> [PROBLEM STATEMENT]: Your task is to return the data below, word for word.

** DATA UNDER STUDY follows **

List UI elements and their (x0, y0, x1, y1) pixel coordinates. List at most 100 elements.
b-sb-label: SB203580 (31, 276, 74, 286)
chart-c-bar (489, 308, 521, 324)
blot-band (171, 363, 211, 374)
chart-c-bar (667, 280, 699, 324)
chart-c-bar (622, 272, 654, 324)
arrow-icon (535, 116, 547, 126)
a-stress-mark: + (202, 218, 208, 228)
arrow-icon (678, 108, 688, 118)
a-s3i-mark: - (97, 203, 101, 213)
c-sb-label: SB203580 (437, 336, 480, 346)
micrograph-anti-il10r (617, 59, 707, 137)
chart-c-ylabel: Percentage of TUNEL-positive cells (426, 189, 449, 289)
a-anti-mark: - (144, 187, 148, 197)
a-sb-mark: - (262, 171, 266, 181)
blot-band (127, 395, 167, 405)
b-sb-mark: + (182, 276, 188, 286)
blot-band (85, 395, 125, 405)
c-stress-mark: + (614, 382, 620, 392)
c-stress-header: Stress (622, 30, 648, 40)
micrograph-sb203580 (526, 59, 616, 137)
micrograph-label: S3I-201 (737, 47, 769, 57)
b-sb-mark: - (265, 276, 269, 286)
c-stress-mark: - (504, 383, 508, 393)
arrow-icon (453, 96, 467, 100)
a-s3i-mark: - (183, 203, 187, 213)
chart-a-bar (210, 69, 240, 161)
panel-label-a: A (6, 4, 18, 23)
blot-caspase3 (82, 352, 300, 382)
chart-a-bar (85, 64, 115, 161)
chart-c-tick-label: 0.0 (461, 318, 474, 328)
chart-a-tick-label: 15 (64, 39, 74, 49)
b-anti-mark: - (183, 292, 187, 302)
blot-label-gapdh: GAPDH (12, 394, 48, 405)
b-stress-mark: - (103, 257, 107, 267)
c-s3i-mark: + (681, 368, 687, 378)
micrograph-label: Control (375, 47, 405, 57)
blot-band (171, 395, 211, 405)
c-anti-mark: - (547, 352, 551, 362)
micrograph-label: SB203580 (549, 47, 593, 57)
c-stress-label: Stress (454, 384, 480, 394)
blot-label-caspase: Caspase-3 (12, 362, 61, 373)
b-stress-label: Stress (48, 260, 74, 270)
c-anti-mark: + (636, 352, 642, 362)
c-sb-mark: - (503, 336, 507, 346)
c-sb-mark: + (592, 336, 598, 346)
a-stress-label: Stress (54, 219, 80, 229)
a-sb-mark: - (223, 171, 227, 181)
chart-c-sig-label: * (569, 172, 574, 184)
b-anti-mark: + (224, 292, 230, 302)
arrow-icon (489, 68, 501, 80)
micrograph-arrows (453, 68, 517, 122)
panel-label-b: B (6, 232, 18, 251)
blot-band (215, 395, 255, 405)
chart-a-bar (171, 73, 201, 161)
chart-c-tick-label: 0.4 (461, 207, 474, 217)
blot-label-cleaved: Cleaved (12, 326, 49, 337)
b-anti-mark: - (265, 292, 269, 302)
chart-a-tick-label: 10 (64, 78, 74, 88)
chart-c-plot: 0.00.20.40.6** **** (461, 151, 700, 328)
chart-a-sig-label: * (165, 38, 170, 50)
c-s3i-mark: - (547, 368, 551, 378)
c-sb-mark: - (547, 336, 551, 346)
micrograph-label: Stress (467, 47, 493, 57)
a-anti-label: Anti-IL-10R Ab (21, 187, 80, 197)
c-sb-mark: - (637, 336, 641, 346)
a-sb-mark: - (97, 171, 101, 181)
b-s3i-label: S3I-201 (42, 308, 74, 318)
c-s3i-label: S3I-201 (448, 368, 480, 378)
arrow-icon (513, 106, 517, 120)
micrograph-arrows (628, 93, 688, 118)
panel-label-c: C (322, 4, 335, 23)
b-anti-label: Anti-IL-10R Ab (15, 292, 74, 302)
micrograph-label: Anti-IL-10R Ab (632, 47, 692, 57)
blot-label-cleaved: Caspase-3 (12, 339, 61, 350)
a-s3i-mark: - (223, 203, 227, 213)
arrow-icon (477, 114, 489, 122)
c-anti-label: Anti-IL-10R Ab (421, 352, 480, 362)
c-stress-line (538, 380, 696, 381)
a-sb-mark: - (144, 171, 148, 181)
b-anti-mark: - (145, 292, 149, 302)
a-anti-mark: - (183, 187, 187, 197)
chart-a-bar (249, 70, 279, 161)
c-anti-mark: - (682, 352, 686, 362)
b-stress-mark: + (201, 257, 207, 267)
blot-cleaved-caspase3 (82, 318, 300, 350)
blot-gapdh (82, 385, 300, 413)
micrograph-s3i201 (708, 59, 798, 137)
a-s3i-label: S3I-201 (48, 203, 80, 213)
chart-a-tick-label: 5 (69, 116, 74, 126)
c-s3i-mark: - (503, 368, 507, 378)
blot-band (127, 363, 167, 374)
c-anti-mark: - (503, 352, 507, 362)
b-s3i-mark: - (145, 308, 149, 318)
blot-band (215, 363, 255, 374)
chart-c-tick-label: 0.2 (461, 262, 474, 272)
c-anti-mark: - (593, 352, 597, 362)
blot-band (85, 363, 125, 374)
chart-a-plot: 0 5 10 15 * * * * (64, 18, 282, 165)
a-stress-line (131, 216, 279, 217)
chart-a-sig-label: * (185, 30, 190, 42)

** End of DATA UNDER STUDY **

> [SOLUTION TO THE EXERCISE]:
List UI elements and their (x0, y0, x1, y1) pixel coordinates. List at most 100 elements.
b-sb-label: SB203580 (31, 276, 74, 286)
chart-c-bar (489, 308, 521, 324)
blot-band (171, 363, 211, 374)
chart-c-bar (667, 280, 699, 324)
chart-c-bar (622, 272, 654, 324)
arrow-icon (535, 116, 547, 126)
a-stress-mark: + (202, 218, 208, 228)
arrow-icon (678, 108, 688, 118)
a-s3i-mark: - (97, 203, 101, 213)
c-sb-label: SB203580 (437, 336, 480, 346)
micrograph-anti-il10r (617, 59, 707, 137)
chart-c-ylabel: Percentage of TUNEL-positive cells (426, 189, 449, 289)
a-anti-mark: - (144, 187, 148, 197)
a-sb-mark: - (262, 171, 266, 181)
blot-band (127, 395, 167, 405)
b-sb-mark: + (182, 276, 188, 286)
blot-band (85, 395, 125, 405)
c-stress-mark: + (614, 382, 620, 392)
c-stress-header: Stress (622, 30, 648, 40)
micrograph-sb203580 (526, 59, 616, 137)
micrograph-label: S3I-201 (737, 47, 769, 57)
b-sb-mark: - (265, 276, 269, 286)
c-stress-mark: - (504, 383, 508, 393)
arrow-icon (453, 96, 467, 100)
a-s3i-mark: - (183, 203, 187, 213)
chart-a-bar (210, 69, 240, 161)
panel-label-a: A (6, 4, 18, 23)
blot-caspase3 (82, 352, 300, 382)
chart-a-bar (85, 64, 115, 161)
chart-c-tick-label: 0.0 (461, 318, 474, 328)
chart-a-tick-label: 15 (64, 39, 74, 49)
b-anti-mark: - (183, 292, 187, 302)
blot-label-gapdh: GAPDH (12, 394, 48, 405)
b-stress-mark: - (103, 257, 107, 267)
c-s3i-mark: + (681, 368, 687, 378)
micrograph-label: Control (375, 47, 405, 57)
blot-band (171, 395, 211, 405)
c-anti-mark: - (547, 352, 551, 362)
micrograph-label: SB203580 (549, 47, 593, 57)
c-stress-label: Stress (454, 384, 480, 394)
blot-label-caspase: Caspase-3 (12, 362, 61, 373)
b-stress-label: Stress (48, 260, 74, 270)
c-anti-mark: + (636, 352, 642, 362)
c-sb-mark: - (503, 336, 507, 346)
c-sb-mark: + (592, 336, 598, 346)
a-stress-label: Stress (54, 219, 80, 229)
a-sb-mark: - (223, 171, 227, 181)
chart-c-sig-label: * (569, 172, 574, 184)
b-anti-mark: + (224, 292, 230, 302)
arrow-icon (489, 68, 501, 80)
micrograph-arrows (453, 68, 517, 122)
panel-label-b: B (6, 232, 18, 251)
blot-band (215, 395, 255, 405)
chart-a-bar (171, 73, 201, 161)
chart-c-tick-label: 0.4 (461, 207, 474, 217)
blot-label-cleaved: Cleaved (12, 326, 49, 337)
b-anti-mark: - (265, 292, 269, 302)
chart-a-tick-label: 10 (64, 78, 74, 88)
chart-c-plot: 0.00.20.40.6** **** (461, 151, 700, 328)
chart-a-sig-label: * (165, 38, 170, 50)
c-s3i-mark: - (547, 368, 551, 378)
c-sb-mark: - (547, 336, 551, 346)
micrograph-label: Stress (467, 47, 493, 57)
a-anti-label: Anti-IL-10R Ab (21, 187, 80, 197)
c-sb-mark: - (637, 336, 641, 346)
a-sb-mark: - (97, 171, 101, 181)
b-s3i-label: S3I-201 (42, 308, 74, 318)
c-s3i-label: S3I-201 (448, 368, 480, 378)
arrow-icon (513, 106, 517, 120)
micrograph-arrows (628, 93, 688, 118)
panel-label-c: C (322, 4, 335, 23)
b-anti-label: Anti-IL-10R Ab (15, 292, 74, 302)
micrograph-label: Anti-IL-10R Ab (632, 47, 692, 57)
blot-label-cleaved: Caspase-3 (12, 339, 61, 350)
a-s3i-mark: - (223, 203, 227, 213)
arrow-icon (477, 114, 489, 122)
c-anti-label: Anti-IL-10R Ab (421, 352, 480, 362)
c-stress-line (538, 380, 696, 381)
a-sb-mark: - (144, 171, 148, 181)
b-anti-mark: - (145, 292, 149, 302)
a-anti-mark: - (183, 187, 187, 197)
chart-a-bar (249, 70, 279, 161)
c-anti-mark: - (682, 352, 686, 362)
b-stress-mark: + (201, 257, 207, 267)
blot-cleaved-caspase3 (82, 318, 300, 350)
blot-gapdh (82, 385, 300, 413)
micrograph-s3i201 (708, 59, 798, 137)
a-s3i-label: S3I-201 (48, 203, 80, 213)
chart-a-tick-label: 5 (69, 116, 74, 126)
c-s3i-mark: - (503, 368, 507, 378)
blot-band (127, 363, 167, 374)
c-anti-mark: - (503, 352, 507, 362)
b-s3i-mark: - (145, 308, 149, 318)
blot-band (215, 363, 255, 374)
chart-c-tick-label: 0.2 (461, 262, 474, 272)
c-anti-mark: - (593, 352, 597, 362)
blot-band (85, 363, 125, 374)
chart-a-plot: 0 5 10 15 * * * * (64, 18, 282, 165)
a-stress-line (131, 216, 279, 217)
chart-a-sig-label: * (185, 30, 190, 42)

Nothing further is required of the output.